> Given task: Exclude the pictures; give every entry again exactly as written.

> Stored records:
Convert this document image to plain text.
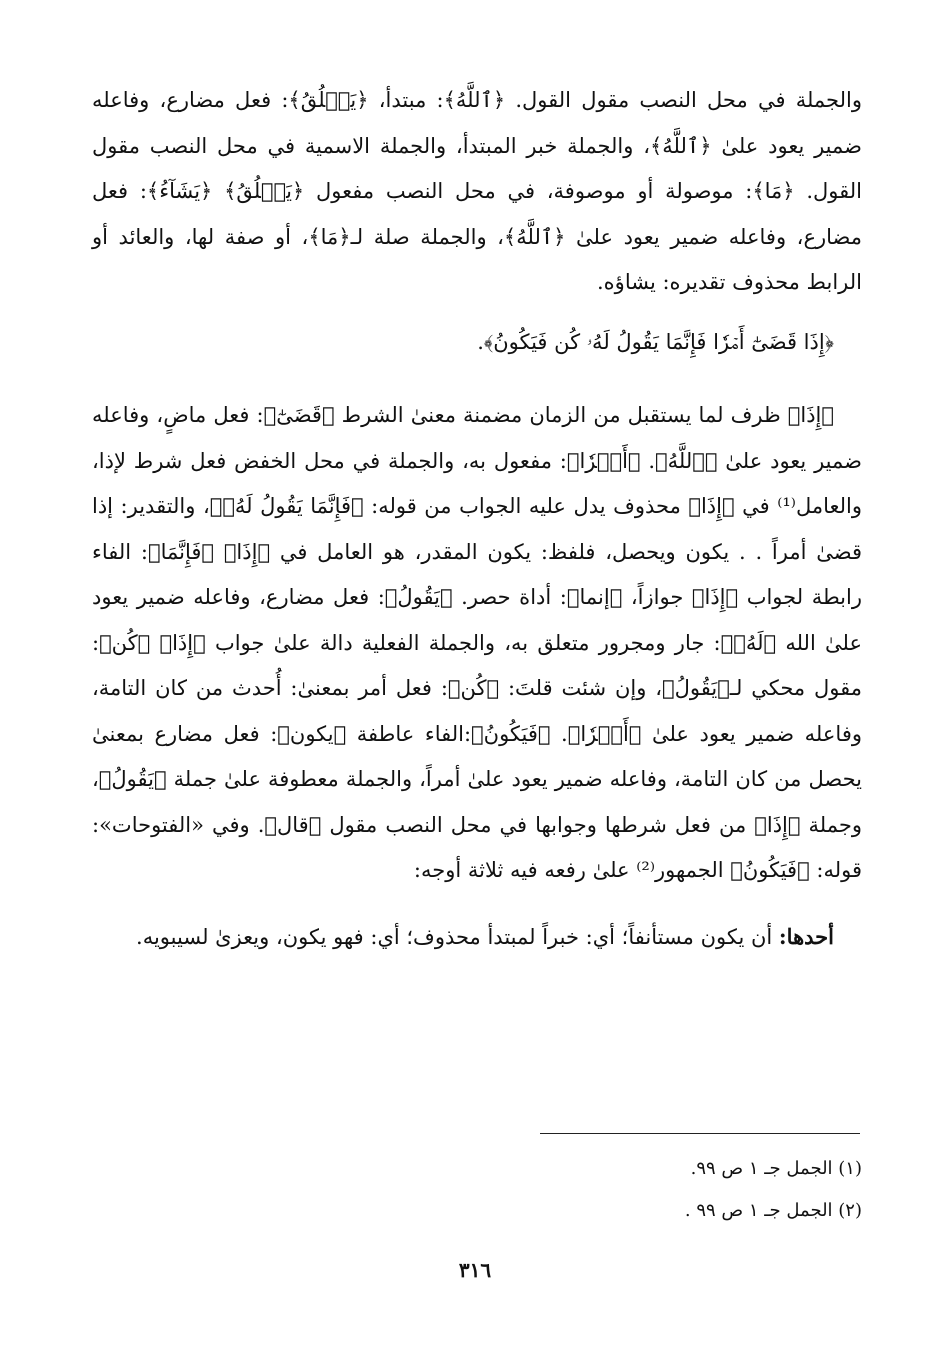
والجملة في محل النصب مقول القول. ﴿ٱللَّهُ﴾: مبتدأ، ﴿يَخۡلُقُ﴾: فعل مضارع، وفاعله ضمير يعود علىٰ ﴿ٱللَّهُ﴾، والجملة خبر المبتدأ، والجملة الاسمية في محل النصب مقول القول. ﴿مَا﴾: موصولة أو موصوفة، في محل النصب مفعول ﴿يَخۡلُقُ﴾ ﴿يَشَآءُ﴾: فعل مضارع، وفاعله ضمير يعود علىٰ ﴿ٱللَّهُ﴾، والجملة صلة لـ﴿مَا﴾، أو صفة لها، والعائد أو الرابط محذوف تقديره: يشاؤه.

﴿إِذَا قَضَىٰٓ أَمۡرٗا فَإِنَّمَا يَقُولُ لَهُۥ كُن فَيَكُونُ﴾.

﴿إِذَا﴾ ظرف لما يستقبل من الزمان مضمنة معنىٰ الشرط ﴿قَضَىٰٓ﴾: فعل ماضٍ، وفاعله ضمير يعود علىٰ ﴿ٱللَّهُ﴾. ﴿أَمۡرٗا﴾: مفعول به، والجملة في محل الخفض فعل شرط لإذا، والعامل⁽¹⁾ في ﴿إِذَا﴾ محذوف يدل عليه الجواب من قوله: ﴿فَإِنَّمَا يَقُولُ لَهُۥ﴾، والتقدير: إذا قضىٰ أمراً . . يكون ويحصل، فلفظ: يكون المقدر، هو العامل في ﴿إِذَا﴾ ﴿فَإِنَّمَا﴾: الفاء رابطة لجواب ﴿إِذَا﴾ جوازاً، ﴿إنما﴾: أداة حصر. ﴿يَقُولُ﴾: فعل مضارع، وفاعله ضمير يعود علىٰ الله ﴿لَهُۥ﴾: جار ومجرور متعلق به، والجملة الفعلية دالة علىٰ جواب ﴿إِذَا﴾ ﴿كُن﴾: مقول محكي لـ﴿يَقُولُ﴾، وإن شئت قلتَ: ﴿كُن﴾: فعل أمر بمعنىٰ: أُحدث من كان التامة، وفاعله ضمير يعود علىٰ ﴿أَمۡرٗا﴾. ﴿فَيَكُونُ﴾:الفاء عاطفة ﴿يكون﴾: فعل مضارع بمعنىٰ يحصل من كان التامة، وفاعله ضمير يعود علىٰ أمراً، والجملة معطوفة علىٰ جملة ﴿يَقُولُ﴾، وجملة ﴿إِذَا﴾ من فعل شرطها وجوابها في محل النصب مقول ﴿قال﴾. وفي «الفتوحات»: قوله: ﴿فَيَكُونُ﴾ الجمهور⁽²⁾ علىٰ رفعه فيه ثلاثة أوجه:

أحدها: أن يكون مستأنفاً؛ أي: خبراً لمبتدأ محذوف؛ أي: فهو يكون، ويعزىٰ لسيبويه.

(١) الجمل جـ ١ ص ٩٩.

(٢) الجمل جـ ١ ص ٩٩ .

٣١٦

> Completed task:
Convert this document image to plain text.
والجملة في محل النصب مقول القول. ﴿ٱللَّهُ﴾: مبتدأ، ﴿يَخۡلُقُ﴾: فعل مضارع، وفاعله ضمير يعود علىٰ ﴿ٱللَّهُ﴾، والجملة خبر المبتدأ، والجملة الاسمية في محل النصب مقول القول. ﴿مَا﴾: موصولة أو موصوفة، في محل النصب مفعول ﴿يَخۡلُقُ﴾ ﴿يَشَآءُ﴾: فعل مضارع، وفاعله ضمير يعود علىٰ ﴿ٱللَّهُ﴾، والجملة صلة لـ﴿مَا﴾، أو صفة لها، والعائد أو الرابط محذوف تقديره: يشاؤه.

﴿إِذَا قَضَىٰٓ أَمۡرٗا فَإِنَّمَا يَقُولُ لَهُۥ كُن فَيَكُونُ﴾.

﴿إِذَا﴾ ظرف لما يستقبل من الزمان مضمنة معنىٰ الشرط ﴿قَضَىٰٓ﴾: فعل ماضٍ، وفاعله ضمير يعود علىٰ ﴿ٱللَّهُ﴾. ﴿أَمۡرٗا﴾: مفعول به، والجملة في محل الخفض فعل شرط لإذا، والعامل⁽¹⁾ في ﴿إِذَا﴾ محذوف يدل عليه الجواب من قوله: ﴿فَإِنَّمَا يَقُولُ لَهُۥ﴾، والتقدير: إذا قضىٰ أمراً . . يكون ويحصل، فلفظ: يكون المقدر، هو العامل في ﴿إِذَا﴾ ﴿فَإِنَّمَا﴾: الفاء رابطة لجواب ﴿إِذَا﴾ جوازاً، ﴿إنما﴾: أداة حصر. ﴿يَقُولُ﴾: فعل مضارع، وفاعله ضمير يعود علىٰ الله ﴿لَهُۥ﴾: جار ومجرور متعلق به، والجملة الفعلية دالة علىٰ جواب ﴿إِذَا﴾ ﴿كُن﴾: مقول محكي لـ﴿يَقُولُ﴾، وإن شئت قلتَ: ﴿كُن﴾: فعل أمر بمعنىٰ: أُحدث من كان التامة، وفاعله ضمير يعود علىٰ ﴿أَمۡرٗا﴾. ﴿فَيَكُونُ﴾:الفاء عاطفة ﴿يكون﴾: فعل مضارع بمعنىٰ يحصل من كان التامة، وفاعله ضمير يعود علىٰ أمراً، والجملة معطوفة علىٰ جملة ﴿يَقُولُ﴾، وجملة ﴿إِذَا﴾ من فعل شرطها وجوابها في محل النصب مقول ﴿قال﴾. وفي «الفتوحات»: قوله: ﴿فَيَكُونُ﴾ الجمهور⁽²⁾ علىٰ رفعه فيه ثلاثة أوجه:

أحدها: أن يكون مستأنفاً؛ أي: خبراً لمبتدأ محذوف؛ أي: فهو يكون، ويعزىٰ لسيبويه.

(١) الجمل جـ ١ ص ٩٩.

(٢) الجمل جـ ١ ص ٩٩ .

٣١٦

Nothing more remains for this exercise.